▶ [What you need to do] Each entry that follows must be output without any deviation.

▶ [Data rows]
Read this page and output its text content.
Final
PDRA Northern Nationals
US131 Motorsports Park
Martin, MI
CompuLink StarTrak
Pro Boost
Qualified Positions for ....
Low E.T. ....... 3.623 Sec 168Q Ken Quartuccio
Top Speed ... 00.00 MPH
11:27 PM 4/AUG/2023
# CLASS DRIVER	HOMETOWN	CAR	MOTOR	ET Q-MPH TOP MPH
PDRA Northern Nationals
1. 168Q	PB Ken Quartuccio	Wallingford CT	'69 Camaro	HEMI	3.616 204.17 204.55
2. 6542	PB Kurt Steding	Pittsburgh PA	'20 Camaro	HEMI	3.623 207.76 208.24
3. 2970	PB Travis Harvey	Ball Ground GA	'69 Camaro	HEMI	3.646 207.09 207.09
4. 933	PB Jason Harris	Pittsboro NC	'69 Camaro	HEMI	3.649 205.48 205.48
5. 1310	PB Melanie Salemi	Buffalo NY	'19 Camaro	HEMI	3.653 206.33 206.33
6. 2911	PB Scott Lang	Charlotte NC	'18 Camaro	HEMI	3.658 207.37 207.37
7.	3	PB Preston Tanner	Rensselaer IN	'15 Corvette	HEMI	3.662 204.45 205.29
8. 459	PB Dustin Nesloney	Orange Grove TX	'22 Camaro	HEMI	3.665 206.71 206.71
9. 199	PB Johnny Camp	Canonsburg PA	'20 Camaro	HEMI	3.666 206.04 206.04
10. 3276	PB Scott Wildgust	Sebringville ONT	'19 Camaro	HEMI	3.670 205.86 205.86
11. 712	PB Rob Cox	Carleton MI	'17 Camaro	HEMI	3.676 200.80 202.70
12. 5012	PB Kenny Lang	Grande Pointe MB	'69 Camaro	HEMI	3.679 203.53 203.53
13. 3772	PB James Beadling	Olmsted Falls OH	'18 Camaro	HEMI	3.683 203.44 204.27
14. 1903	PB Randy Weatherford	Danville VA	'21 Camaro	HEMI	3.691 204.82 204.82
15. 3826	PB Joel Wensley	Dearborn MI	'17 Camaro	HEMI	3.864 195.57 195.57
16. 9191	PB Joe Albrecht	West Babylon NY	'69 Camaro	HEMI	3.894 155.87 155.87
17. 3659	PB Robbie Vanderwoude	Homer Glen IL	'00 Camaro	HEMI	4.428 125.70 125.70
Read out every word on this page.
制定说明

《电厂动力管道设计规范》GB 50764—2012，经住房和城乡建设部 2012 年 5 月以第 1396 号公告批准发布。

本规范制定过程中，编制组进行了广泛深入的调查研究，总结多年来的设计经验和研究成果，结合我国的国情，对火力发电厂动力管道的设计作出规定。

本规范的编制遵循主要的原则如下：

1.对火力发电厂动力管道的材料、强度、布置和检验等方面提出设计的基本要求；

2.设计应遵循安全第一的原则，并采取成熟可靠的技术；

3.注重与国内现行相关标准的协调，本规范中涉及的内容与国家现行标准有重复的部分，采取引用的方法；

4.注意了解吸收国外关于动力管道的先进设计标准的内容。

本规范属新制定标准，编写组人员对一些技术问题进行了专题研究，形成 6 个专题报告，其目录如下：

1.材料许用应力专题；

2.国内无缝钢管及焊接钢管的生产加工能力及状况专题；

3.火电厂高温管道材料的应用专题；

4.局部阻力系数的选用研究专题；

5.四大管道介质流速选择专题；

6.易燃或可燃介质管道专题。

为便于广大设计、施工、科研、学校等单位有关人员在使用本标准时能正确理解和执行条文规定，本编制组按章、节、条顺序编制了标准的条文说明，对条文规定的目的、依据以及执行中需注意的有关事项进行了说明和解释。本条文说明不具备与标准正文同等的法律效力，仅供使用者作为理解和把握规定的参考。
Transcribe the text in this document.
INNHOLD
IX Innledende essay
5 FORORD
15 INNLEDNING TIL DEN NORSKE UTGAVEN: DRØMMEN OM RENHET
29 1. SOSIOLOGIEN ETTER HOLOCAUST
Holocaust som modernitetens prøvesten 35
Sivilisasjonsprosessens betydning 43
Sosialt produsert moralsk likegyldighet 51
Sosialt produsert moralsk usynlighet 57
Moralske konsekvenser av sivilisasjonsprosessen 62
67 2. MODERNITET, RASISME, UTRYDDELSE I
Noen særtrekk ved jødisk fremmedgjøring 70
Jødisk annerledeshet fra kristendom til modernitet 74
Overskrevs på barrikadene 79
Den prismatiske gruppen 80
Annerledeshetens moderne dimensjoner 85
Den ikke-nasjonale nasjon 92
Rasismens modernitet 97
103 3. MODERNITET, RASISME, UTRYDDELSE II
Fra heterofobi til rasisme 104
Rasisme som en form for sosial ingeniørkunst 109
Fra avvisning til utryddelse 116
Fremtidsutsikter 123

▶ [Solution for this exercise]
Read this page and output its text content.
Final
PDRA Northern Nationals
US131 Motorsports Park
Martin, MI
CompuLink StarTrak
Pro Boost
Qualified Positions for ....
Low E.T. ....... 3.623 Sec 168Q Ken Quartuccio
Top Speed ... 00.00 MPH
11:27 PM 4/AUG/2023
# CLASS DRIVER	HOMETOWN	CAR	MOTOR	ET Q-MPH TOP MPH
PDRA Northern Nationals
1. 168Q	PB Ken Quartuccio	Wallingford CT	'69 Camaro	HEMI	3.616 204.17 204.55
2. 6542	PB Kurt Steding	Pittsburgh PA	'20 Camaro	HEMI	3.623 207.76 208.24
3. 2970	PB Travis Harvey	Ball Ground GA	'69 Camaro	HEMI	3.646 207.09 207.09
4. 933	PB Jason Harris	Pittsboro NC	'69 Camaro	HEMI	3.649 205.48 205.48
5. 1310	PB Melanie Salemi	Buffalo NY	'19 Camaro	HEMI	3.653 206.33 206.33
6. 2911	PB Scott Lang	Charlotte NC	'18 Camaro	HEMI	3.658 207.37 207.37
7.	3	PB Preston Tanner	Rensselaer IN	'15 Corvette	HEMI	3.662 204.45 205.29
8. 459	PB Dustin Nesloney	Orange Grove TX	'22 Camaro	HEMI	3.665 206.71 206.71
9. 199	PB Johnny Camp	Canonsburg PA	'20 Camaro	HEMI	3.666 206.04 206.04
10. 3276	PB Scott Wildgust	Sebringville ONT	'19 Camaro	HEMI	3.670 205.86 205.86
11. 712	PB Rob Cox	Carleton MI	'17 Camaro	HEMI	3.676 200.80 202.70
12. 5012	PB Kenny Lang	Grande Pointe MB	'69 Camaro	HEMI	3.679 203.53 203.53
13. 3772	PB James Beadling	Olmsted Falls OH	'18 Camaro	HEMI	3.683 203.44 204.27
14. 1903	PB Randy Weatherford	Danville VA	'21 Camaro	HEMI	3.691 204.82 204.82
15. 3826	PB Joel Wensley	Dearborn MI	'17 Camaro	HEMI	3.864 195.57 195.57
16. 9191	PB Joe Albrecht	West Babylon NY	'69 Camaro	HEMI	3.894 155.87 155.87
17. 3659	PB Robbie Vanderwoude	Homer Glen IL	'00 Camaro	HEMI	4.428 125.70 125.70
Read out every word on this page.
制定说明

《电厂动力管道设计规范》GB 50764—2012，经住房和城乡建设部 2012 年 5 月以第 1396 号公告批准发布。

本规范制定过程中，编制组进行了广泛深入的调查研究，总结多年来的设计经验和研究成果，结合我国的国情，对火力发电厂动力管道的设计作出规定。

本规范的编制遵循主要的原则如下：

1.对火力发电厂动力管道的材料、强度、布置和检验等方面提出设计的基本要求；

2.设计应遵循安全第一的原则，并采取成熟可靠的技术；

3.注重与国内现行相关标准的协调，本规范中涉及的内容与国家现行标准有重复的部分，采取引用的方法；

4.注意了解吸收国外关于动力管道的先进设计标准的内容。

本规范属新制定标准，编写组人员对一些技术问题进行了专题研究，形成 6 个专题报告，其目录如下：

1.材料许用应力专题；

2.国内无缝钢管及焊接钢管的生产加工能力及状况专题；

3.火电厂高温管道材料的应用专题；

4.局部阻力系数的选用研究专题；

5.四大管道介质流速选择专题；

6.易燃或可燃介质管道专题。

为便于广大设计、施工、科研、学校等单位有关人员在使用本标准时能正确理解和执行条文规定，本编制组按章、节、条顺序编制了标准的条文说明，对条文规定的目的、依据以及执行中需注意的有关事项进行了说明和解释。本条文说明不具备与标准正文同等的法律效力，仅供使用者作为理解和把握规定的参考。
Transcribe the text in this document.
INNHOLD
IX Innledende essay
5 FORORD
15 INNLEDNING TIL DEN NORSKE UTGAVEN: DRØMMEN OM RENHET
29 1. SOSIOLOGIEN ETTER HOLOCAUST
Holocaust som modernitetens prøvesten 35
Sivilisasjonsprosessens betydning 43
Sosialt produsert moralsk likegyldighet 51
Sosialt produsert moralsk usynlighet 57
Moralske konsekvenser av sivilisasjonsprosessen 62
67 2. MODERNITET, RASISME, UTRYDDELSE I
Noen særtrekk ved jødisk fremmedgjøring 70
Jødisk annerledeshet fra kristendom til modernitet 74
Overskrevs på barrikadene 79
Den prismatiske gruppen 80
Annerledeshetens moderne dimensjoner 85
Den ikke-nasjonale nasjon 92
Rasismens modernitet 97
103 3. MODERNITET, RASISME, UTRYDDELSE II
Fra heterofobi til rasisme 104
Rasisme som en form for sosial ingeniørkunst 109
Fra avvisning til utryddelse 116
Fremtidsutsikter 123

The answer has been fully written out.